--- Input data ---

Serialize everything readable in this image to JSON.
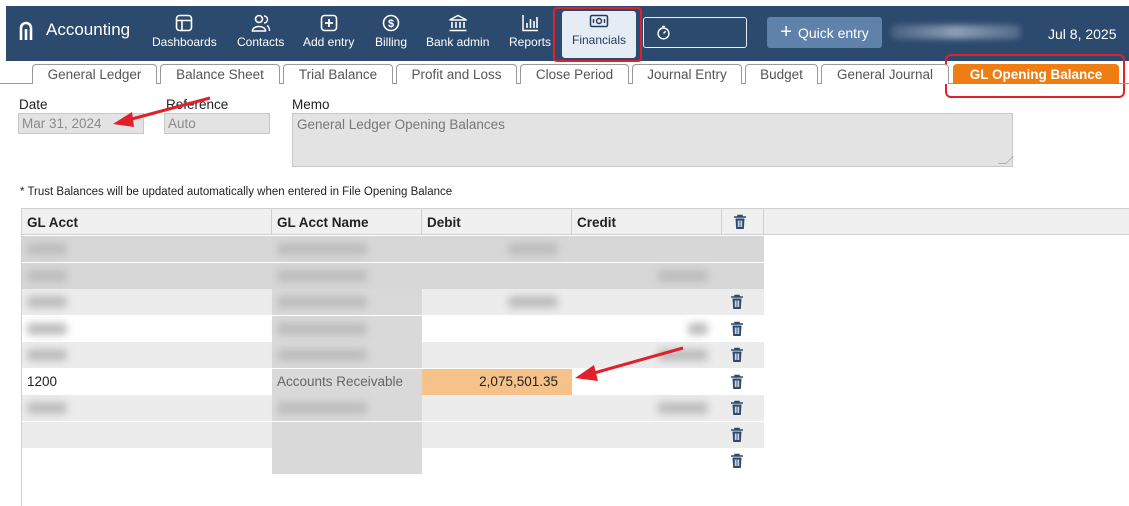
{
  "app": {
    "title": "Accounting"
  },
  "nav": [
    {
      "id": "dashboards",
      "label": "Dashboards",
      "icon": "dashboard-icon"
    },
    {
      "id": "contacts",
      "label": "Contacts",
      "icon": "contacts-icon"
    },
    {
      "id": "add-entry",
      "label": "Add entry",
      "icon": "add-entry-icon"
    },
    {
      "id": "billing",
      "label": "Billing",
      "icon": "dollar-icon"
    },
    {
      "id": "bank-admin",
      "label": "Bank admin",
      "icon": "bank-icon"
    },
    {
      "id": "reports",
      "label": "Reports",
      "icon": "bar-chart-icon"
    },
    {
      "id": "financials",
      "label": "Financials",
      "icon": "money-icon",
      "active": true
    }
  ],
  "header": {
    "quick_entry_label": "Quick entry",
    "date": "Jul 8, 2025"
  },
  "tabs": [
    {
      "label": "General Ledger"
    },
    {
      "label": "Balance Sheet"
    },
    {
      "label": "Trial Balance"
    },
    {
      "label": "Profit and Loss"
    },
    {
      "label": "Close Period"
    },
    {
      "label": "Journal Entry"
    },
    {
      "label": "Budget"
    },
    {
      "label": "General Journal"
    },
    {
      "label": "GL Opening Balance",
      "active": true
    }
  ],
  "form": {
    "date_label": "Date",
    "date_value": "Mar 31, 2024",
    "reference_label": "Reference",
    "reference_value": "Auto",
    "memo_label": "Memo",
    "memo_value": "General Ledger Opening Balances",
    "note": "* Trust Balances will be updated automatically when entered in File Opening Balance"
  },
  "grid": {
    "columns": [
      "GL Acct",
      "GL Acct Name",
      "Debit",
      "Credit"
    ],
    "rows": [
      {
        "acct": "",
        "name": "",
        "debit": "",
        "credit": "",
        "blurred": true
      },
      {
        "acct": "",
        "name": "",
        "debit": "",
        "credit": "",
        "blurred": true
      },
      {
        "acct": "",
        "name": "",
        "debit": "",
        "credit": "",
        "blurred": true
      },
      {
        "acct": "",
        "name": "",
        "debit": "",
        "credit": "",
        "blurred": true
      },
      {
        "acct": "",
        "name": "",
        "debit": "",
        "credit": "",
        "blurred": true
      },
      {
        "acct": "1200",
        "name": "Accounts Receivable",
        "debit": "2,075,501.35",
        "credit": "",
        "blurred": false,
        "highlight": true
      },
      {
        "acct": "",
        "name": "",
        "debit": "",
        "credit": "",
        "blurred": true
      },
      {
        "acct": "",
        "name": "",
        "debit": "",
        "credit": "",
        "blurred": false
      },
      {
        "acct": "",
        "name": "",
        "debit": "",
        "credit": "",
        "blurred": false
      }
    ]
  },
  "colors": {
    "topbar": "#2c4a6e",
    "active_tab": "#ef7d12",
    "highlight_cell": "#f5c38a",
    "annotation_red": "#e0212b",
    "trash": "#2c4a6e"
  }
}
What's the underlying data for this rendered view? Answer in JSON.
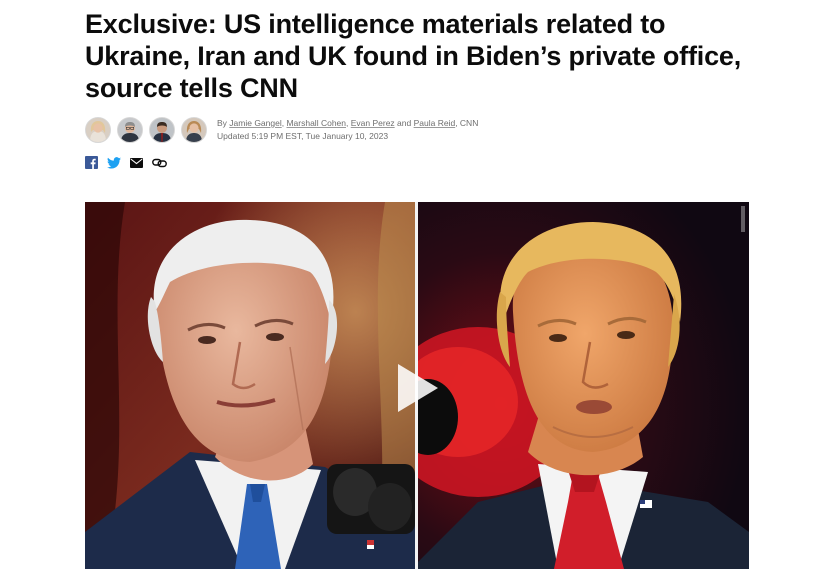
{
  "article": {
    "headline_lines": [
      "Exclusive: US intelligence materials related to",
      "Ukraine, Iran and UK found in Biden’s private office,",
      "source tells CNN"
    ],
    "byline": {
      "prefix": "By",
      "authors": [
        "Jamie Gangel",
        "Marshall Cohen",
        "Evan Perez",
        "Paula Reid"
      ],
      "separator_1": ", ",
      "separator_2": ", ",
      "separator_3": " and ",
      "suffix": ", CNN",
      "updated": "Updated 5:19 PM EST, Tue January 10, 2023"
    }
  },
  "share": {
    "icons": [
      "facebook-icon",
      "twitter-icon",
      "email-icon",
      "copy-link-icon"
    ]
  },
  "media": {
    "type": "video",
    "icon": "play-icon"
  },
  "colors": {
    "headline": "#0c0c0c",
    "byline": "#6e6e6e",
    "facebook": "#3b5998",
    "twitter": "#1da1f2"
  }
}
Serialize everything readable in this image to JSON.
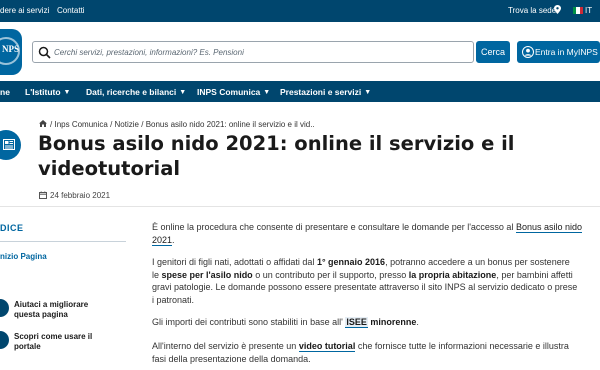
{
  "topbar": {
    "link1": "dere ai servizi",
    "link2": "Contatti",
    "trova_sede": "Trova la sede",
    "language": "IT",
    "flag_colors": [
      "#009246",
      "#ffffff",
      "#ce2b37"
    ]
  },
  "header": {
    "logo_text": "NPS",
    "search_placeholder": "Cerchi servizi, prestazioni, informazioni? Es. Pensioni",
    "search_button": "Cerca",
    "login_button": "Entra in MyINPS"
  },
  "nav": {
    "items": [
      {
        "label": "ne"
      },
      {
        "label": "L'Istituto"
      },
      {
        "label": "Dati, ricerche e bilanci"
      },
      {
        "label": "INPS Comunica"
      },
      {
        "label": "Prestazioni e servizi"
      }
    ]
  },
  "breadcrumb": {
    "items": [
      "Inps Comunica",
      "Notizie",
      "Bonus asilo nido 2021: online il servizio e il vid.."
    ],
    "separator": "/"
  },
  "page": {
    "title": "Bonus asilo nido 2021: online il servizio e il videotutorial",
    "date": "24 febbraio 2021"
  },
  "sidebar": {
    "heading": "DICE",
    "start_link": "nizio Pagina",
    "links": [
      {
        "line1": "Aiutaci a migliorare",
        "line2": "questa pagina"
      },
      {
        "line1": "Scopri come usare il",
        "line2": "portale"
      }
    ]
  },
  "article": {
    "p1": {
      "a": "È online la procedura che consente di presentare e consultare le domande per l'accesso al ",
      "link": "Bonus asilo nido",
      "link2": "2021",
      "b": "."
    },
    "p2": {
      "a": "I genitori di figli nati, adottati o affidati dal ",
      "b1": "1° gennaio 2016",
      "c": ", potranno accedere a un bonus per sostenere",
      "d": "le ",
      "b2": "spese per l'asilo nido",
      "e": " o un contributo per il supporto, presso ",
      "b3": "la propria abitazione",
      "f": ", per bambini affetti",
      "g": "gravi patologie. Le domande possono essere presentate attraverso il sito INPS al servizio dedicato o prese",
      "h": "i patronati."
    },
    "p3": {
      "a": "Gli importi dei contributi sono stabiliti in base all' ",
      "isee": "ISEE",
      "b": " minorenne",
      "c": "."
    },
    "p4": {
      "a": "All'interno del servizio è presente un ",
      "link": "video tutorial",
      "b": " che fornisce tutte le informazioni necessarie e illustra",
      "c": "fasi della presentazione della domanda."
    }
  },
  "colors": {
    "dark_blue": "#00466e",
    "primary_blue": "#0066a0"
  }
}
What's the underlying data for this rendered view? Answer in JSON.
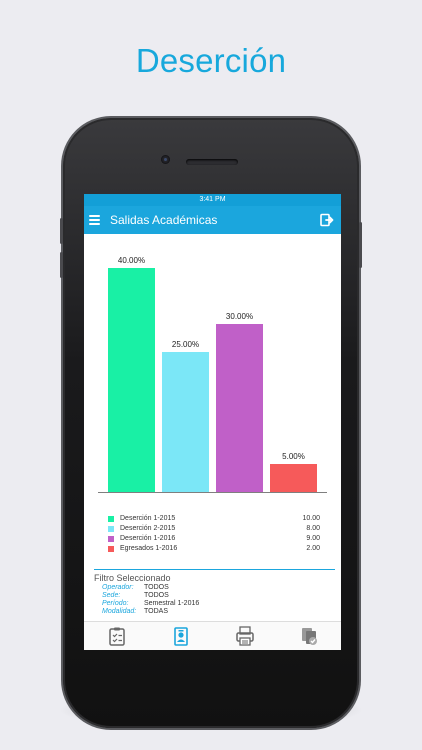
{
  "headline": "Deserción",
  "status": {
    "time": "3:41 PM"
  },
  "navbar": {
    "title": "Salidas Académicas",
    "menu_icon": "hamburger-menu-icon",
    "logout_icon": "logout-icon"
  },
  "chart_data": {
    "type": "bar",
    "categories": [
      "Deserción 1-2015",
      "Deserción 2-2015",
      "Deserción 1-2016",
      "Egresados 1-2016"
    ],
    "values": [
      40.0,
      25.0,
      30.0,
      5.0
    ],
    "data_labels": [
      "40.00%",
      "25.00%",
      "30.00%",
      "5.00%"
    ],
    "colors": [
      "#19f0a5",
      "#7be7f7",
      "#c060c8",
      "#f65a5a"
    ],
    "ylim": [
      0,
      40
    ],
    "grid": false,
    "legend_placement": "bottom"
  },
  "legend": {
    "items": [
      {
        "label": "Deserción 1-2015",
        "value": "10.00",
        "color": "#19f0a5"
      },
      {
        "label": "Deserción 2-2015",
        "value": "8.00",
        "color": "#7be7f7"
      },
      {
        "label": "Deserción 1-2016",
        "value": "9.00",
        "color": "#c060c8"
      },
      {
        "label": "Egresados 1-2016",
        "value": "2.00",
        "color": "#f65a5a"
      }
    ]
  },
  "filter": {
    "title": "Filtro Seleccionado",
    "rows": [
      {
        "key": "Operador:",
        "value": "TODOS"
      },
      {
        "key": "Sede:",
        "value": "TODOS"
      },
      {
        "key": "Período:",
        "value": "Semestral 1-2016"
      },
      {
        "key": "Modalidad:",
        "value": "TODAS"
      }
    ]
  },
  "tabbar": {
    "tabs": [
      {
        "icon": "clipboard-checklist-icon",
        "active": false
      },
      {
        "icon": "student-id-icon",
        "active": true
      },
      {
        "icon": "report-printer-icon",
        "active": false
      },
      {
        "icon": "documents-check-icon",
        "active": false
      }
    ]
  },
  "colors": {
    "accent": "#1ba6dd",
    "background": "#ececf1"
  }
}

---

Exercise brief: Select and copy every line of the material that holds the string "domande".

The result:
      "a": "È online la procedura che consente di presentare e consultare le domande per l'accesso al ",
      "g": "gravi patologie. Le domande possono essere presentate attraverso il sito INPS al servizio dedicato o prese",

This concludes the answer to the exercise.